- _Your goal_:
Count how many lines of the data include "WDAP". The answer is that number and nothing else.

- _Input_:
>> start

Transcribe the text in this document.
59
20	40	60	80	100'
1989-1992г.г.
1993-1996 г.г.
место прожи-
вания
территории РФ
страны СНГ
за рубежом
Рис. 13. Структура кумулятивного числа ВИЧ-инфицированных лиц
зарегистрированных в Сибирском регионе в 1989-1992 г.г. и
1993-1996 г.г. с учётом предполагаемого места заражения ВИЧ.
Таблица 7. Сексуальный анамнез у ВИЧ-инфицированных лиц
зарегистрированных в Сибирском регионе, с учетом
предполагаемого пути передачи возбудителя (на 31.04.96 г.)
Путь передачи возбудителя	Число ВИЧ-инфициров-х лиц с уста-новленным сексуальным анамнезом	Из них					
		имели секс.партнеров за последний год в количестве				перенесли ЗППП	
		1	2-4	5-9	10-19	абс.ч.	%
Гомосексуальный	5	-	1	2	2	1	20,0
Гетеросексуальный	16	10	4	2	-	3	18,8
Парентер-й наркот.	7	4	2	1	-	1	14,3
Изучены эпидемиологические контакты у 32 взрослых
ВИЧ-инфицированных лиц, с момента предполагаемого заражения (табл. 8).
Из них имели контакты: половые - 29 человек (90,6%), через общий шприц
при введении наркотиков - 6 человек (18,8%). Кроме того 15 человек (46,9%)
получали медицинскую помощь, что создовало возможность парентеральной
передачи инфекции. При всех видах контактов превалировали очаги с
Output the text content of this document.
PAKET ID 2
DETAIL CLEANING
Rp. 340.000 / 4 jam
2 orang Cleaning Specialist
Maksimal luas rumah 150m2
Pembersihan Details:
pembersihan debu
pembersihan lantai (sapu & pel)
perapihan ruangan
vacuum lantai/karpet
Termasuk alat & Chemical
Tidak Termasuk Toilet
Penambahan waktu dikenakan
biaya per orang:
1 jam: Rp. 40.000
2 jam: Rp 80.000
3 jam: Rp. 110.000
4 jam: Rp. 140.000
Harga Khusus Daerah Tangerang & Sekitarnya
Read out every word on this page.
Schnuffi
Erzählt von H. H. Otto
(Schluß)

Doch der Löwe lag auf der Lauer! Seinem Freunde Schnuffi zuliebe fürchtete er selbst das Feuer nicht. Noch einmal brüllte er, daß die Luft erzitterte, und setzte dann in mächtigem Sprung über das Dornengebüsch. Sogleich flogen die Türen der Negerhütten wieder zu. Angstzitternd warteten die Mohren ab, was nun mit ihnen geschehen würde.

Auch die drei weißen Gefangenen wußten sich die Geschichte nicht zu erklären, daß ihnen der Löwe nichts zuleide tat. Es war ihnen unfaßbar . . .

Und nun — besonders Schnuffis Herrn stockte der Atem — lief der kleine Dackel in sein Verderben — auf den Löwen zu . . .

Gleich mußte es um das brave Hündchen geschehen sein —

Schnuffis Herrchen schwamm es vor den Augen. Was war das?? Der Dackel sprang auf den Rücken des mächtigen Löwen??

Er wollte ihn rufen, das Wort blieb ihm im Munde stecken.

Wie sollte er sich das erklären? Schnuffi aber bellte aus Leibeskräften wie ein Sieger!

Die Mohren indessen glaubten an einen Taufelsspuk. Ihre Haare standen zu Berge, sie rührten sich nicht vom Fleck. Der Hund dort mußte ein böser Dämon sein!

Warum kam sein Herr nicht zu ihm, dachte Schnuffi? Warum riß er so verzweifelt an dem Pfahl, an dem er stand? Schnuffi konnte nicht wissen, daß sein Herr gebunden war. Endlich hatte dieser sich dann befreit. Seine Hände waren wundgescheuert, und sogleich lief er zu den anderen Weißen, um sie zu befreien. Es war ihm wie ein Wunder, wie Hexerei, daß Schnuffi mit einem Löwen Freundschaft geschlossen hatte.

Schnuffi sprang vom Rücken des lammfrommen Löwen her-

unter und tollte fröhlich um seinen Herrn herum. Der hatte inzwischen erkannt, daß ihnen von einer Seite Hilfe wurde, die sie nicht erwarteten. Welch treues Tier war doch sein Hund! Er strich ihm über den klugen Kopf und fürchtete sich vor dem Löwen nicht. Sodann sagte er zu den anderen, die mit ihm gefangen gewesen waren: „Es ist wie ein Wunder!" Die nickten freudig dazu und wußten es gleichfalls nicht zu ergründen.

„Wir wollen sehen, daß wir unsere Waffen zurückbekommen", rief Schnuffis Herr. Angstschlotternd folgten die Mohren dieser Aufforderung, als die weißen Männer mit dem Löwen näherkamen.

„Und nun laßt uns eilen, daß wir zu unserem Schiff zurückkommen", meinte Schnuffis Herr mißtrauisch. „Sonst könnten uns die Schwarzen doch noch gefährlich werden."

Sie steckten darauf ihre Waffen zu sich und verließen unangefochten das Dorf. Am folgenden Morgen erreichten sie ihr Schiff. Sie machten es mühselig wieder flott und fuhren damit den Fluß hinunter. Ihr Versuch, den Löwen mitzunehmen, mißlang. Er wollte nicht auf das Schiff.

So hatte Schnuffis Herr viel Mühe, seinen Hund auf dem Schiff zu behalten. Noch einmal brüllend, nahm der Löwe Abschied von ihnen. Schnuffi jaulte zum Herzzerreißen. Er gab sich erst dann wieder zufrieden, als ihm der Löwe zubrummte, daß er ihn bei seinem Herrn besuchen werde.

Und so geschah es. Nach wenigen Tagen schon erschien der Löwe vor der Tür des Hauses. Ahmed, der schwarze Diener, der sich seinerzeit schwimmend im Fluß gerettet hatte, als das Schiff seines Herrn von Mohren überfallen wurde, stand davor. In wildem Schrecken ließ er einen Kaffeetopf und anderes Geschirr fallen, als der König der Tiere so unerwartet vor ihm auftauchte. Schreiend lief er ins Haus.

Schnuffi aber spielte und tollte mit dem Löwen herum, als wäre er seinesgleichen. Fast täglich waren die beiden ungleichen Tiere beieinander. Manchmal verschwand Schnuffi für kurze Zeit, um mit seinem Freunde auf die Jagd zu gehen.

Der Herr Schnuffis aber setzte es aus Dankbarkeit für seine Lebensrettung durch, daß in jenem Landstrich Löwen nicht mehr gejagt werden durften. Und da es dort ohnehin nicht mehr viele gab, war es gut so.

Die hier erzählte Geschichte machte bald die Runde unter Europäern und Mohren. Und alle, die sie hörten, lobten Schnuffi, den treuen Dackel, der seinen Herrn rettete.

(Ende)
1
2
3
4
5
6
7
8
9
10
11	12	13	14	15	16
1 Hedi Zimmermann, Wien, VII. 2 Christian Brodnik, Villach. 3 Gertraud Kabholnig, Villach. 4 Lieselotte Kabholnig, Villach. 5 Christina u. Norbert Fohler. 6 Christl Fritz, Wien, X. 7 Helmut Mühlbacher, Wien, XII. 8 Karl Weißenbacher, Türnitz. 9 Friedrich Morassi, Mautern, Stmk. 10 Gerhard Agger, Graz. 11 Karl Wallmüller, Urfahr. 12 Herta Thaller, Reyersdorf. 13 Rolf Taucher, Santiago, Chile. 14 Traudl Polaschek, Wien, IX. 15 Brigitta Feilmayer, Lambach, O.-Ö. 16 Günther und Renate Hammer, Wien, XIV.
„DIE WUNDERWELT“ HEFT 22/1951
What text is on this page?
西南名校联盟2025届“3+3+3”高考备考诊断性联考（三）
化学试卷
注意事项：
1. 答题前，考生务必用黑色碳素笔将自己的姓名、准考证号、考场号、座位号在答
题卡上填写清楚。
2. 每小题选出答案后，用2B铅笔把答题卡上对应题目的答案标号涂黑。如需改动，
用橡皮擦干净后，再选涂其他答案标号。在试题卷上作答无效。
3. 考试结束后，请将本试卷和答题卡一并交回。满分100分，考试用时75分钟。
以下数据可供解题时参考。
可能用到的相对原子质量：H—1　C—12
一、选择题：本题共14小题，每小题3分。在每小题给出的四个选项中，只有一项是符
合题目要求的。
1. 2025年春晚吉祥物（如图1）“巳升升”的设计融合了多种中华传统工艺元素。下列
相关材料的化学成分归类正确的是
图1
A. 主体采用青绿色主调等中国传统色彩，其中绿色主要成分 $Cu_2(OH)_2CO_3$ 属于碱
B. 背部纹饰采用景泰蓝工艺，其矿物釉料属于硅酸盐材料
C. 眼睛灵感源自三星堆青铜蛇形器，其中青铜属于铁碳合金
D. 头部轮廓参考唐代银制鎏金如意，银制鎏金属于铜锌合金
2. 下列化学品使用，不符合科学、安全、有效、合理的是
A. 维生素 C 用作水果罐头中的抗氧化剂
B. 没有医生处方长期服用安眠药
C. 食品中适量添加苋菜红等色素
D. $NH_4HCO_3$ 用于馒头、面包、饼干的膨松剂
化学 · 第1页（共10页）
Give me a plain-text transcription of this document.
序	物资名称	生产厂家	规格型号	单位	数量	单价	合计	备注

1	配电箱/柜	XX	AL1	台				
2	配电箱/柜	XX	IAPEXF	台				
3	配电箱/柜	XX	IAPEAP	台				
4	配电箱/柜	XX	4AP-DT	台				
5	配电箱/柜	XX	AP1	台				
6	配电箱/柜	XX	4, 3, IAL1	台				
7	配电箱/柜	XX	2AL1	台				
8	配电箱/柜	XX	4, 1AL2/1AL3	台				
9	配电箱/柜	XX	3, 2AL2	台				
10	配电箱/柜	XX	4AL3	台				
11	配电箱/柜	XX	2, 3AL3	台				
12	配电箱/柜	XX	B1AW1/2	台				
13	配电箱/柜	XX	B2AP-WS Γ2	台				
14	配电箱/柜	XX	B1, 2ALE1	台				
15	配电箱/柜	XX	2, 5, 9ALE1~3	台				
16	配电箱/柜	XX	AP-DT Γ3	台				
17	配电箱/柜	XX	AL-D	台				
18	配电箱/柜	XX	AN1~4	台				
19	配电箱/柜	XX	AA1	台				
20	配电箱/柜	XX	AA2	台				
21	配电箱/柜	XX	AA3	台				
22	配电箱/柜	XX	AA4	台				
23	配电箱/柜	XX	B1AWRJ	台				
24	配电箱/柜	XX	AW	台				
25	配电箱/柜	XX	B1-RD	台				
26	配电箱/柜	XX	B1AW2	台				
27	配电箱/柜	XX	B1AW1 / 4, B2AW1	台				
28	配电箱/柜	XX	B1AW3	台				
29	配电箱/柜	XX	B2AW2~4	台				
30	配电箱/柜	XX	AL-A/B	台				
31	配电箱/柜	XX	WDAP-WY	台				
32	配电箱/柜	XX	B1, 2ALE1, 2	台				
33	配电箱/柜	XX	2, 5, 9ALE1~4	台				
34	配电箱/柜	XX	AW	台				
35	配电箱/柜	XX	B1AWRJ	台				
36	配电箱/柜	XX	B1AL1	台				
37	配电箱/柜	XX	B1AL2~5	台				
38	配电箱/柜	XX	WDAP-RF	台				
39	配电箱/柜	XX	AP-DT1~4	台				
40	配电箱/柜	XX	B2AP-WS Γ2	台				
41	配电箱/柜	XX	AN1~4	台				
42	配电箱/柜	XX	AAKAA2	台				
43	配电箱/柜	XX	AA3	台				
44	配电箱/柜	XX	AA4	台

>> end

- _Result for this exercise_:
2